-- START OF Dataset entries --
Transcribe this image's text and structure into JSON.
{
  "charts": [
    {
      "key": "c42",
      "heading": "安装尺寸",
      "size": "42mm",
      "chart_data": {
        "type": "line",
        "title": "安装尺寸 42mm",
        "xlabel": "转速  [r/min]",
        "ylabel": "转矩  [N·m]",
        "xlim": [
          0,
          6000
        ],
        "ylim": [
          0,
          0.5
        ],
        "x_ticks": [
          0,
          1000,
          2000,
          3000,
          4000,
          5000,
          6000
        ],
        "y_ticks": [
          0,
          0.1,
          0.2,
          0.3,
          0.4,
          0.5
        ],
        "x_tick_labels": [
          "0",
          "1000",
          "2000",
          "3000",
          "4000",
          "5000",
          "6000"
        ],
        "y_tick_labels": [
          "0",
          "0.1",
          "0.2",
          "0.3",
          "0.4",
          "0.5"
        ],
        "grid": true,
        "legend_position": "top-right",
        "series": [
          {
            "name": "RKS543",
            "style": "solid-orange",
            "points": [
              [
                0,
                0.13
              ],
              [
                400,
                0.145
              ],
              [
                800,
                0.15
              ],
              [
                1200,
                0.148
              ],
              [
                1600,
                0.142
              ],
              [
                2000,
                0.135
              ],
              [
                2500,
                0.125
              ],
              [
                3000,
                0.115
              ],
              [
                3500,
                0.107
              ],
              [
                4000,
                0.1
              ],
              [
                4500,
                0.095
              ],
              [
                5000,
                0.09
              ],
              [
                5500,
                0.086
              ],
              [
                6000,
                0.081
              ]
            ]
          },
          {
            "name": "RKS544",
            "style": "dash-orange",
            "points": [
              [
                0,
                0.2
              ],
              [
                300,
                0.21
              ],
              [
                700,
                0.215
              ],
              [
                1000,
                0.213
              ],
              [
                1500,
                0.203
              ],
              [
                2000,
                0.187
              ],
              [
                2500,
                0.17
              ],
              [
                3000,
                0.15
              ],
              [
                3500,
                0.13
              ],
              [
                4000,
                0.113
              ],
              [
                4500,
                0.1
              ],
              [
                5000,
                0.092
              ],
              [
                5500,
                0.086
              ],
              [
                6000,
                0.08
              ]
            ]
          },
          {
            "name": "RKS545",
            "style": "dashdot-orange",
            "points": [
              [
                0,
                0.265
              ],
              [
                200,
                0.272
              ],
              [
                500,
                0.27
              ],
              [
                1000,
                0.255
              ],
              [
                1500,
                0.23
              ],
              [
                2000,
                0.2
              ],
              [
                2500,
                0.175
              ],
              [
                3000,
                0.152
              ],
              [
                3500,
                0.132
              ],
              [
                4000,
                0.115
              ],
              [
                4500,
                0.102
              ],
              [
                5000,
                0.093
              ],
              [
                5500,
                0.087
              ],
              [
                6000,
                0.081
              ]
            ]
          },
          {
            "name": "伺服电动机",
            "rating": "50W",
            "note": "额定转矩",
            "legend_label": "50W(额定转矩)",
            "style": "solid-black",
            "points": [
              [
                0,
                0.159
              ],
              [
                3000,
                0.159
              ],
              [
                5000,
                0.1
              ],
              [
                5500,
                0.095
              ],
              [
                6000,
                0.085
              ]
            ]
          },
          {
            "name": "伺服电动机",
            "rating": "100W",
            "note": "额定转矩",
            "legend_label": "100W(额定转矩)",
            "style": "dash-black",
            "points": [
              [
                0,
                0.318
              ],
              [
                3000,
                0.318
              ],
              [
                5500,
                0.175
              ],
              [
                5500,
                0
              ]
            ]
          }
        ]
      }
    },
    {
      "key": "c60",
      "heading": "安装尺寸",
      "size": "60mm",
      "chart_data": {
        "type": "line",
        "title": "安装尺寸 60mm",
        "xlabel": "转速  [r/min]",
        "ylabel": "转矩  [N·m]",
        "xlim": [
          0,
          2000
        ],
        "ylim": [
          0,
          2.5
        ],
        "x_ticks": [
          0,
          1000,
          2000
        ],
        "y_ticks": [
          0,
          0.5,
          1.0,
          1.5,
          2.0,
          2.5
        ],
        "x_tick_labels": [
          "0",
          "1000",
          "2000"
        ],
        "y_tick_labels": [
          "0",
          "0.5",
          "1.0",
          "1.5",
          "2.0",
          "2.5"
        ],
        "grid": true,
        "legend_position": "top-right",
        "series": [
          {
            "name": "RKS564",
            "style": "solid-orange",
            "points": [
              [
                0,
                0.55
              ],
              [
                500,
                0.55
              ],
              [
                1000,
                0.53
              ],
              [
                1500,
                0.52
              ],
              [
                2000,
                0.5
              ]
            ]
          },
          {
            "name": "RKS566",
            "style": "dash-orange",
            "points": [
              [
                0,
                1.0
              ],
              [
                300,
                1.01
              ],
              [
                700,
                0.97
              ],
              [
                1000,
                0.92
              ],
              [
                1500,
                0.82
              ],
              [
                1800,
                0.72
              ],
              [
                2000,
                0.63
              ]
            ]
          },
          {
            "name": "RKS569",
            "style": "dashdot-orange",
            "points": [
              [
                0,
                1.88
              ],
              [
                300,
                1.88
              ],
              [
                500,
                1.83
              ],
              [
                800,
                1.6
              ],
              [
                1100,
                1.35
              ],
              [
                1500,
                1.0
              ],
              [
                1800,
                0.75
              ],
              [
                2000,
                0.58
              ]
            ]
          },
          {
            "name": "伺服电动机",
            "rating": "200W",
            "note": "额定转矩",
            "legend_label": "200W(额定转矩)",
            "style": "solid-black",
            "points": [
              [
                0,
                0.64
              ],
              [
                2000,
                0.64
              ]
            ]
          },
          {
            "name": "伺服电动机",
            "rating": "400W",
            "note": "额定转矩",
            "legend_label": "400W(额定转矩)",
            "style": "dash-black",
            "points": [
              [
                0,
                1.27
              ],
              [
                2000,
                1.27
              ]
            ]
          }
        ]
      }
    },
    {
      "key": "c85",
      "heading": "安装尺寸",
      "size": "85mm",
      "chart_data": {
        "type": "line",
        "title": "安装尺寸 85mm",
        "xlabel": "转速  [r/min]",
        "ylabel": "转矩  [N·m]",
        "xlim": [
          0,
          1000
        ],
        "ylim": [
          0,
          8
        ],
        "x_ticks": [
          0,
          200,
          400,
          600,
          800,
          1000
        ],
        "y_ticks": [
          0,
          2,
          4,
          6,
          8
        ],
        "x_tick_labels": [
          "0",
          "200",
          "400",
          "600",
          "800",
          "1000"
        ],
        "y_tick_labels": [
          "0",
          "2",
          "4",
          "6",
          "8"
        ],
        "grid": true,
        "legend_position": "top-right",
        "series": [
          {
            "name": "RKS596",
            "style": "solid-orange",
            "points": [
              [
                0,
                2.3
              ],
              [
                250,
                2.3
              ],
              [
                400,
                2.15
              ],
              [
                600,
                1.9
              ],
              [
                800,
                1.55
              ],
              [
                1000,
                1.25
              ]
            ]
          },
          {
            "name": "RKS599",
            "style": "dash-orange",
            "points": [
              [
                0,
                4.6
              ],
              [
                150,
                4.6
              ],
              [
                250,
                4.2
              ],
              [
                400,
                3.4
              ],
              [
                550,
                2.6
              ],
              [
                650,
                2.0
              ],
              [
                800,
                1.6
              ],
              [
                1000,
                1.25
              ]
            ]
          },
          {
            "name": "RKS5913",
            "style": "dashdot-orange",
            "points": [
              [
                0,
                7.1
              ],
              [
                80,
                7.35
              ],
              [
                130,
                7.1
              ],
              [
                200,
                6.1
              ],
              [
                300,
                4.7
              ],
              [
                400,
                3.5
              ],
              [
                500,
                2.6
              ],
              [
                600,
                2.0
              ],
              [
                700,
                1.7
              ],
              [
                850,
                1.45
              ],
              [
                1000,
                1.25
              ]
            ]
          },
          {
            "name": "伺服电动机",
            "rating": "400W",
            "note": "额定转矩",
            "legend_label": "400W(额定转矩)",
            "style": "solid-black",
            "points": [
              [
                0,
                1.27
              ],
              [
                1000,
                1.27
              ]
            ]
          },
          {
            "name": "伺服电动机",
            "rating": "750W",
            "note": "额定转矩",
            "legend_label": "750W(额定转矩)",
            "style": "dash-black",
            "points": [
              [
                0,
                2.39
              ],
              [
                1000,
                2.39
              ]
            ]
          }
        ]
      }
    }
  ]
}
-- END OF Dataset entries --
Set task:
From the entries above, copy out every line where the string "rating" appears.

Problem solution:
            "rating": "50W",
            "rating": "100W",
            "rating": "200W",
            "rating": "400W",
            "rating": "400W",
            "rating": "750W",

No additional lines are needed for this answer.